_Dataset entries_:

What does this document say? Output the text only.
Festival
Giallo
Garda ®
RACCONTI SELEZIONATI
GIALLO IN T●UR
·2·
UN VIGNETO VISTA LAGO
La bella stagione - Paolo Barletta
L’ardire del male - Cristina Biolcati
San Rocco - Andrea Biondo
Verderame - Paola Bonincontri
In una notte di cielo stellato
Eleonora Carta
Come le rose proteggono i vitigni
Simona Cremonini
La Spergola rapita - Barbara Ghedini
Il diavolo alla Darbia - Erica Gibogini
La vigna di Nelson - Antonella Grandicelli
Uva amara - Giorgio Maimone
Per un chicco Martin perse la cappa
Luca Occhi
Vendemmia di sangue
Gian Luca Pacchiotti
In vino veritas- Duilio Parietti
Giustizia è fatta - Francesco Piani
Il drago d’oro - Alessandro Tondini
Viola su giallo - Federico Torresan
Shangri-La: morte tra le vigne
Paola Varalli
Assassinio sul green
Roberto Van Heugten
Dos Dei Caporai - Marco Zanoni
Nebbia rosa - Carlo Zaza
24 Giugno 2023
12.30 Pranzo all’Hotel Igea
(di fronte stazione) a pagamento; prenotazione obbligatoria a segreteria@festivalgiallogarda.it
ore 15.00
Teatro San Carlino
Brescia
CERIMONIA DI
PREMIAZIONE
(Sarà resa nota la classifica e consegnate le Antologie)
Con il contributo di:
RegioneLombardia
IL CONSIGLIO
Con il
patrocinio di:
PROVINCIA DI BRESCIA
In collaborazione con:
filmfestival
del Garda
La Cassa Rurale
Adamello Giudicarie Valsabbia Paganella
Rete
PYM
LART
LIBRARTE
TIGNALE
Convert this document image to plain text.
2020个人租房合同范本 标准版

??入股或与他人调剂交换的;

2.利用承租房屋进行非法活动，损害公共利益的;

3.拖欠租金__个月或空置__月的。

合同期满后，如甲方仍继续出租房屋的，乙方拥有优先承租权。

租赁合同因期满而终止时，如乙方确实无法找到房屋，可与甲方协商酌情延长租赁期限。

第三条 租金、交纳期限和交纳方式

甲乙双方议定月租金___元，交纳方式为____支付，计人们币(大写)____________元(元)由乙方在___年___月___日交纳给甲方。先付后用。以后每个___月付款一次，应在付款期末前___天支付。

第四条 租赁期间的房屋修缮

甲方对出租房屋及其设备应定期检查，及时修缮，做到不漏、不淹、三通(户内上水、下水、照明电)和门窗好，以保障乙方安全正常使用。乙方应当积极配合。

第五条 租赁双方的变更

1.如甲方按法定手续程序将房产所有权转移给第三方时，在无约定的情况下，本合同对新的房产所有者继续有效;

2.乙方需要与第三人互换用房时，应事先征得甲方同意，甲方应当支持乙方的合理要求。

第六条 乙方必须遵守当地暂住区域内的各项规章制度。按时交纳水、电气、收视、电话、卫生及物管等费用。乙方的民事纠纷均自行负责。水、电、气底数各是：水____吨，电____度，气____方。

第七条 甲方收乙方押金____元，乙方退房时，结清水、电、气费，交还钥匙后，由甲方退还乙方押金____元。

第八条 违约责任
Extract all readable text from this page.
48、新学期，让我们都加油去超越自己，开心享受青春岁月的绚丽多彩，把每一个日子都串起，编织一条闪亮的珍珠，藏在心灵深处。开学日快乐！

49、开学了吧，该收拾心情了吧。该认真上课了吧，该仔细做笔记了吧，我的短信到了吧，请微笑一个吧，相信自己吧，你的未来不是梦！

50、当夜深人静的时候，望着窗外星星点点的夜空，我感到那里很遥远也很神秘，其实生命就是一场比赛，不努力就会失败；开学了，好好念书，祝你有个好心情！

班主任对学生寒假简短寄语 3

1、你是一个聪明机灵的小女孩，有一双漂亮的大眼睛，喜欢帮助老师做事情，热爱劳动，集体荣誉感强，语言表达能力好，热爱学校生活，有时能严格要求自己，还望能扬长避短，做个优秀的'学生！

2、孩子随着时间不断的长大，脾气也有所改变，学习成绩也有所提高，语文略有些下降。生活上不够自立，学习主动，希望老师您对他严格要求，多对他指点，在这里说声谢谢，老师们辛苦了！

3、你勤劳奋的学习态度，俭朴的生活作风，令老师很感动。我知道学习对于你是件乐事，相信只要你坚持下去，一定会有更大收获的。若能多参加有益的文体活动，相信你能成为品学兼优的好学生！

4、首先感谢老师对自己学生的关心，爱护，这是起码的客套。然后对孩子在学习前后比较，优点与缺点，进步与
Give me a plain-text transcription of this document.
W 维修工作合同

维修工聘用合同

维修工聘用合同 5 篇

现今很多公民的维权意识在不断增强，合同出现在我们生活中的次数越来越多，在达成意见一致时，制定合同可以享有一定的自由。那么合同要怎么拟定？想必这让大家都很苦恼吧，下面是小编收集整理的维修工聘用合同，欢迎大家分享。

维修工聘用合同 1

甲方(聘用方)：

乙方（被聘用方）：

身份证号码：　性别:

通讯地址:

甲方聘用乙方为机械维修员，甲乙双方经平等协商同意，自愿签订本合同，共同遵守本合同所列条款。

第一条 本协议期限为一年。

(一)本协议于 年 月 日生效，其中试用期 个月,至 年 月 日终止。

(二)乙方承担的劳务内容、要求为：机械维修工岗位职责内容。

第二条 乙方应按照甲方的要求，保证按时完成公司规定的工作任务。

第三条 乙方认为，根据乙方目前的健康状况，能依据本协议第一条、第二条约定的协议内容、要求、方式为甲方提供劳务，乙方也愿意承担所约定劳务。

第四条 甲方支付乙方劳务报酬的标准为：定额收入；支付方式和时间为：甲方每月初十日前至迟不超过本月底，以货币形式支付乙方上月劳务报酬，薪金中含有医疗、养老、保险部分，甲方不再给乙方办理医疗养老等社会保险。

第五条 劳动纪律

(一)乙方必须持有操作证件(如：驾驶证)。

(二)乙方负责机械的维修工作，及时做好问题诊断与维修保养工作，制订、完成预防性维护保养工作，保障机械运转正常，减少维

_PROBLEM REQUIREMENTS_: Take the line with "Extract all readable text from this page." and all lines after it through the end of the records, and write them out exactly; include nothing else.

_WORKED SOLUTION_:
Extract all readable text from this page.
48、新学期，让我们都加油去超越自己，开心享受青春岁月的绚丽多彩，把每一个日子都串起，编织一条闪亮的珍珠，藏在心灵深处。开学日快乐！

49、开学了吧，该收拾心情了吧。该认真上课了吧，该仔细做笔记了吧，我的短信到了吧，请微笑一个吧，相信自己吧，你的未来不是梦！

50、当夜深人静的时候，望着窗外星星点点的夜空，我感到那里很遥远也很神秘，其实生命就是一场比赛，不努力就会失败；开学了，好好念书，祝你有个好心情！

班主任对学生寒假简短寄语 3

1、你是一个聪明机灵的小女孩，有一双漂亮的大眼睛，喜欢帮助老师做事情，热爱劳动，集体荣誉感强，语言表达能力好，热爱学校生活，有时能严格要求自己，还望能扬长避短，做个优秀的'学生！

2、孩子随着时间不断的长大，脾气也有所改变，学习成绩也有所提高，语文略有些下降。生活上不够自立，学习主动，希望老师您对他严格要求，多对他指点，在这里说声谢谢，老师们辛苦了！

3、你勤劳奋的学习态度，俭朴的生活作风，令老师很感动。我知道学习对于你是件乐事，相信只要你坚持下去，一定会有更大收获的。若能多参加有益的文体活动，相信你能成为品学兼优的好学生！

4、首先感谢老师对自己学生的关心，爱护，这是起码的客套。然后对孩子在学习前后比较，优点与缺点，进步与
Give me a plain-text transcription of this document.
W 维修工作合同

维修工聘用合同

维修工聘用合同 5 篇

现今很多公民的维权意识在不断增强，合同出现在我们生活中的次数越来越多，在达成意见一致时，制定合同可以享有一定的自由。那么合同要怎么拟定？想必这让大家都很苦恼吧，下面是小编收集整理的维修工聘用合同，欢迎大家分享。

维修工聘用合同 1

甲方(聘用方)：

乙方（被聘用方）：

身份证号码：　性别:

通讯地址:

甲方聘用乙方为机械维修员，甲乙双方经平等协商同意，自愿签订本合同，共同遵守本合同所列条款。

第一条 本协议期限为一年。

(一)本协议于 年 月 日生效，其中试用期 个月,至 年 月 日终止。

(二)乙方承担的劳务内容、要求为：机械维修工岗位职责内容。

第二条 乙方应按照甲方的要求，保证按时完成公司规定的工作任务。

第三条 乙方认为，根据乙方目前的健康状况，能依据本协议第一条、第二条约定的协议内容、要求、方式为甲方提供劳务，乙方也愿意承担所约定劳务。

第四条 甲方支付乙方劳务报酬的标准为：定额收入；支付方式和时间为：甲方每月初十日前至迟不超过本月底，以货币形式支付乙方上月劳务报酬，薪金中含有医疗、养老、保险部分，甲方不再给乙方办理医疗养老等社会保险。

第五条 劳动纪律

(一)乙方必须持有操作证件(如：驾驶证)。

(二)乙方负责机械的维修工作，及时做好问题诊断与维修保养工作，制订、完成预防性维护保养工作，保障机械运转正常，减少维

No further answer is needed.